• **WRITTEN TASK**
Gather all lines in the entries below that include the word "Current".

• **Lines of data**
=======

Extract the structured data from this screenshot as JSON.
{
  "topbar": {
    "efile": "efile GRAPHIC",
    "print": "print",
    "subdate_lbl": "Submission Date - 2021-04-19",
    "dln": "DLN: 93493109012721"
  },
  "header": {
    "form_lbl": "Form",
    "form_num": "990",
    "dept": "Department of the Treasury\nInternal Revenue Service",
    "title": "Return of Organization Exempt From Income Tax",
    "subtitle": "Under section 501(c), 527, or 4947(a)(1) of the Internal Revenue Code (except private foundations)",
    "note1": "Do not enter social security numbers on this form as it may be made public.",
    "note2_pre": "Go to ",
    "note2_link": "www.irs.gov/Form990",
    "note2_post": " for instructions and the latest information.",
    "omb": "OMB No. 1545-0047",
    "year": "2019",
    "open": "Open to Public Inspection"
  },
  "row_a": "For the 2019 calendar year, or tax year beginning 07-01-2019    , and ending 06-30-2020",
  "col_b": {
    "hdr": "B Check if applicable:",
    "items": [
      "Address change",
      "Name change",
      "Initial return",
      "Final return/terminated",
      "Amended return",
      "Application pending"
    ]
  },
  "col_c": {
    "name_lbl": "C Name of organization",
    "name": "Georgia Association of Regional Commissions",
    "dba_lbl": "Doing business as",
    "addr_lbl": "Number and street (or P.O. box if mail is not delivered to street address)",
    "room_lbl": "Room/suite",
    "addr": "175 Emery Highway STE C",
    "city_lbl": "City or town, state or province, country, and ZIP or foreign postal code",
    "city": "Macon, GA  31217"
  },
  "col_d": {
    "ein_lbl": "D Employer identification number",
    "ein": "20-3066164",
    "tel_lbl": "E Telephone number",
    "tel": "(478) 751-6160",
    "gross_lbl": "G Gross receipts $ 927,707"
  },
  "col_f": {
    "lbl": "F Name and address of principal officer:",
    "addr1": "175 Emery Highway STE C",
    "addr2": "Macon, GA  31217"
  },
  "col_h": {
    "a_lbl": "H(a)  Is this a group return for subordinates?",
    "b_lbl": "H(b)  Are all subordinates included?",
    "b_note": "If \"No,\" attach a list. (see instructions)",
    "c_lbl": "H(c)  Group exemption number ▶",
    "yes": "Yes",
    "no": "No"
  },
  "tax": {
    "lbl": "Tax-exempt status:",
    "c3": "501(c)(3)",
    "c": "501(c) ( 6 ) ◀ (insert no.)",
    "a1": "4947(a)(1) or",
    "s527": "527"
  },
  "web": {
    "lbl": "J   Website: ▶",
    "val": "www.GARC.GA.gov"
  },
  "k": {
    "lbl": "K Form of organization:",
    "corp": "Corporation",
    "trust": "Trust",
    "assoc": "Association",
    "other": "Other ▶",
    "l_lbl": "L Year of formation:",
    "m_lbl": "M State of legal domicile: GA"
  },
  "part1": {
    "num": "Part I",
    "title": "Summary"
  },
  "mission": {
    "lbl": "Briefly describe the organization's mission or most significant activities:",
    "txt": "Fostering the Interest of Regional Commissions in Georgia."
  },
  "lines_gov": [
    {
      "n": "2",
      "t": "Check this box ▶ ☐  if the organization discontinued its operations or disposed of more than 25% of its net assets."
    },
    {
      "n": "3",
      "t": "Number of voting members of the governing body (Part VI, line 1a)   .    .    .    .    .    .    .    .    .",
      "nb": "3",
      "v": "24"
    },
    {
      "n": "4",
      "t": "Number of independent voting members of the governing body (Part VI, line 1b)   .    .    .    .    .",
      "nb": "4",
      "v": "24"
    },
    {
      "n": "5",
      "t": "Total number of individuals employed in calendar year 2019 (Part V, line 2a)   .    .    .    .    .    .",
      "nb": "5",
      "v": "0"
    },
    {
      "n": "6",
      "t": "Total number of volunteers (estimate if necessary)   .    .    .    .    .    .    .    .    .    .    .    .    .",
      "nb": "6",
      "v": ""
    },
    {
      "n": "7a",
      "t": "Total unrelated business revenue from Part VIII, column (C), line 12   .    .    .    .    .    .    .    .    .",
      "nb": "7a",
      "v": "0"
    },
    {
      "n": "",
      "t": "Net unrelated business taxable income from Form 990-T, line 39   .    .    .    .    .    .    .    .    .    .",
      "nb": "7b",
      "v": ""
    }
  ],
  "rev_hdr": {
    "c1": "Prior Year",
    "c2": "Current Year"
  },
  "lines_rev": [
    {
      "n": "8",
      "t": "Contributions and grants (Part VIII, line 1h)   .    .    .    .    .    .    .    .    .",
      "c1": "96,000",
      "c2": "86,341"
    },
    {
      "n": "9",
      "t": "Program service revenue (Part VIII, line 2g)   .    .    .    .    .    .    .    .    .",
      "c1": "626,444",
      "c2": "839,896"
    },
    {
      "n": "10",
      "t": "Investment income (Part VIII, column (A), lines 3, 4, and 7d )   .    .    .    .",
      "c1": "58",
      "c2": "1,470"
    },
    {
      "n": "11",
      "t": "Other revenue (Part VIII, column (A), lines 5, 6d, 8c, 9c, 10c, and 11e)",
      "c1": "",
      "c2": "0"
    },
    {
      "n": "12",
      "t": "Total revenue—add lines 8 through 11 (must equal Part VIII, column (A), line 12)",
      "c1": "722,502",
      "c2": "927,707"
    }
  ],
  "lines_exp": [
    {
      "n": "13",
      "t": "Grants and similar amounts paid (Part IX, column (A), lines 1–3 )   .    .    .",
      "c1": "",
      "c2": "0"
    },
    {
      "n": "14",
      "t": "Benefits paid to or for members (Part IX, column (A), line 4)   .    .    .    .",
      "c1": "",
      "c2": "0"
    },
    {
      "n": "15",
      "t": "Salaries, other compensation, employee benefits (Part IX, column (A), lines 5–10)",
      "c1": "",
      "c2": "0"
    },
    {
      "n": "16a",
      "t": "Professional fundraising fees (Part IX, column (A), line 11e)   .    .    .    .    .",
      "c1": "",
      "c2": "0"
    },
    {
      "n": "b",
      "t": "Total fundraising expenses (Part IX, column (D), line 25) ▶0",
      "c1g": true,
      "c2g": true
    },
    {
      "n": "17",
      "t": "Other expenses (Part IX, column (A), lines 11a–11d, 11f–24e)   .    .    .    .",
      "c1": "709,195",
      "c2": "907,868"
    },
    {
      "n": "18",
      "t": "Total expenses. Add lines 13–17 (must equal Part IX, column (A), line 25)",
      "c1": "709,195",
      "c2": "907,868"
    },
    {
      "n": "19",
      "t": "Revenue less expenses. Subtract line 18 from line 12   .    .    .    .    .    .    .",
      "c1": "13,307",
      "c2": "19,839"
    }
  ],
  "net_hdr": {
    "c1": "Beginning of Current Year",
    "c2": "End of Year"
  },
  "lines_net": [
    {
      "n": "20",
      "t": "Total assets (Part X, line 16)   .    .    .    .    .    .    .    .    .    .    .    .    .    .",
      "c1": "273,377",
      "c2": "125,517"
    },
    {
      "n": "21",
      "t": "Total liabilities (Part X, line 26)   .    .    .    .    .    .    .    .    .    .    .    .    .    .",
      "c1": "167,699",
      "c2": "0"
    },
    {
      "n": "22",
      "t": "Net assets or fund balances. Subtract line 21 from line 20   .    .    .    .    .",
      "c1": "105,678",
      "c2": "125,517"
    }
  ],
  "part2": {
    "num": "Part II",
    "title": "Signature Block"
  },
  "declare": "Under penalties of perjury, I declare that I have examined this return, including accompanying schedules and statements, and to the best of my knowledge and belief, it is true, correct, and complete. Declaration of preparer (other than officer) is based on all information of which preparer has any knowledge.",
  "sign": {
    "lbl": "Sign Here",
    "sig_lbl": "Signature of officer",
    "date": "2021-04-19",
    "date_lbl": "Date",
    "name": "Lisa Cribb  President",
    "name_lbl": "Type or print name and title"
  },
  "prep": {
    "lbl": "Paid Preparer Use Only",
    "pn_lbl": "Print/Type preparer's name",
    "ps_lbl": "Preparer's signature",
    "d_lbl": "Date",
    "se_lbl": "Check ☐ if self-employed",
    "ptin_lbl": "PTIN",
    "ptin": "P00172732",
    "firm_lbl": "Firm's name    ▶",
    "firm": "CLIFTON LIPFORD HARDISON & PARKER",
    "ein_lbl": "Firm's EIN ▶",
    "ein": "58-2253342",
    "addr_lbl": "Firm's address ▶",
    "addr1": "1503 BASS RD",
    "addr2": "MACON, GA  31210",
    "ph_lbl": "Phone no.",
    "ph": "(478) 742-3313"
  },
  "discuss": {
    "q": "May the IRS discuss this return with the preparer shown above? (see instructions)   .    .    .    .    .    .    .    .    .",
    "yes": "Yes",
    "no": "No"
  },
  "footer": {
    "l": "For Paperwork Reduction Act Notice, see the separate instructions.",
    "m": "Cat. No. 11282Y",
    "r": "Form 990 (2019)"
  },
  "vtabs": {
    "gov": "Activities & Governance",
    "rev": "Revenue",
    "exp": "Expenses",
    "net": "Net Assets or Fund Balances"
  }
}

=======

• **FULL RESPONSE**
    "c2": "Current Year"
    "c1": "Beginning of Current Year",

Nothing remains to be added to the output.